The overall flowsheet can be seen in Figure 2. The three main separation stages are referred to as vessel V-100 (referred to as Separator 1) and V-103 (referred to as Separator 2) for the first-stage three-phase separators, V-101 for the second-stage separation, and V-102 for the final-stage separation. It is important to note that in order to fully validate and adapt the modeling approach to a real-life plant, actual data from the plant is required. In addition, the use of different data reconciliation strategies can enable various applications in the field of predictive modeling, such as virtual sensing techniques [18] or process evaluation studies [19]. Therefore, obtaining data for validation and data reconciliation purposes should be considered a crucial step in the adaptation of the modeling approach in order to generate a more reliable predictive model. The following section specifies the used properties for the respective separation stages for demonstration of the modeling approach.

3.1. First-Stage Separation

The design of the three-phase separators in the first stage was selected as a horizontal vessel with a weir operating at low pressures. The inlet device was set to a reverse distributor with a liquid–vapor separation efficiency of 85 % at the inlet. The same geometrical characteristics were chosen for the two separators. Table 1 shows the geometrical properties and initial conditions.

Data lines:
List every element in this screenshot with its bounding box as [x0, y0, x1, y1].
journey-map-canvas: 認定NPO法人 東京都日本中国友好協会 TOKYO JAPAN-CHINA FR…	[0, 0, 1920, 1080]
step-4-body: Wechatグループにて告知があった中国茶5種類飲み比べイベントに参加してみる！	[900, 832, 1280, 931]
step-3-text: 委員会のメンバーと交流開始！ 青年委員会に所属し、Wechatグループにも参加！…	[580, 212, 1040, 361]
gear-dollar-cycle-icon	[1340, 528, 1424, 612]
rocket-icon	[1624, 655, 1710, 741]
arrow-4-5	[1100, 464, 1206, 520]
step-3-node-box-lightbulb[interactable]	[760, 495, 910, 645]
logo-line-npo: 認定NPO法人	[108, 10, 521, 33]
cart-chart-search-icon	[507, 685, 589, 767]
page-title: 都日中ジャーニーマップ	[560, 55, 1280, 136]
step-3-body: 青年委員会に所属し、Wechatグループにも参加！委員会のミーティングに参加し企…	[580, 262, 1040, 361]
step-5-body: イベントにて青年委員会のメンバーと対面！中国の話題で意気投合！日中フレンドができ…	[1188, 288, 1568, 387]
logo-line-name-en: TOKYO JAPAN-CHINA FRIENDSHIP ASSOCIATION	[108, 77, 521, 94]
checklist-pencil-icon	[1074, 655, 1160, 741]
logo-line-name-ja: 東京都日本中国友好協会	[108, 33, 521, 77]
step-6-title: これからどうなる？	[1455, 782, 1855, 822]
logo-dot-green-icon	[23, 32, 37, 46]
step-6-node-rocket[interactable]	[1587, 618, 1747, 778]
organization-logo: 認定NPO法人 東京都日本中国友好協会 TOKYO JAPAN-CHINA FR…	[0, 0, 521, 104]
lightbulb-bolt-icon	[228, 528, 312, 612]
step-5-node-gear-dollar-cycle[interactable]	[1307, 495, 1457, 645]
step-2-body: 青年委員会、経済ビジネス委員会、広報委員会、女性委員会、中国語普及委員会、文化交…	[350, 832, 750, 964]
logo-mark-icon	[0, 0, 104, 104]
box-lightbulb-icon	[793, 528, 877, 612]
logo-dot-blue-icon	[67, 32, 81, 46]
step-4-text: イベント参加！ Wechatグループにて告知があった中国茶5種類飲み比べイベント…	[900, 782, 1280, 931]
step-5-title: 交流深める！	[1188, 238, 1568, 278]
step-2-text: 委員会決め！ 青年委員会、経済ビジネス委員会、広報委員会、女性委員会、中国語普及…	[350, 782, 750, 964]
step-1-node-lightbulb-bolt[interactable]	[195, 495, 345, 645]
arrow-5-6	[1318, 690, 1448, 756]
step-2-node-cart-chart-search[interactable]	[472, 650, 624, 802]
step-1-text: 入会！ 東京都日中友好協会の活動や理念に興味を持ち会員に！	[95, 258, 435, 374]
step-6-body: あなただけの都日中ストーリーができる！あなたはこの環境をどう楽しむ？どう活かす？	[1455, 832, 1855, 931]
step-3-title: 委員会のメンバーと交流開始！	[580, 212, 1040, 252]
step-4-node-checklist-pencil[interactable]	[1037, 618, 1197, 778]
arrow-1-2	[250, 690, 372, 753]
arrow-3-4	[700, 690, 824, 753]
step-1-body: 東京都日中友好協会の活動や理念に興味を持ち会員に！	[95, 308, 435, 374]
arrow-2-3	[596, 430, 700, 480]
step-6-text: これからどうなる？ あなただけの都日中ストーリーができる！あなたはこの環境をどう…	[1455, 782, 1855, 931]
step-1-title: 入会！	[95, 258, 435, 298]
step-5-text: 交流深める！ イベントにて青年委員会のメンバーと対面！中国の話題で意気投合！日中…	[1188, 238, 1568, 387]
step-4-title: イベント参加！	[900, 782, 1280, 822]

Required work:
1. Translate this sentence from the separation stages text into Spanish: "The same geometrical characteristics were chosen for the two separators."
2. Reproduce the separation stages text from "3.1. First-Stage Separation" up to and including "and initial conditions.", keeping every word and mark unchanged.
The records are not needed for what follows.

Written responses:
1. Se eligieron las mismas características geométricas para los dos separadores.

2.
3.1. First-Stage Separation

The design of the three-phase separators in the first stage was selected as a horizontal vessel with a weir operating at low pressures. The inlet device was set to a reverse distributor with a liquid–vapor separation efficiency of 85 % at the inlet. The same geometrical characteristics were chosen for the two separators. Table 1 shows the geometrical properties and initial conditions.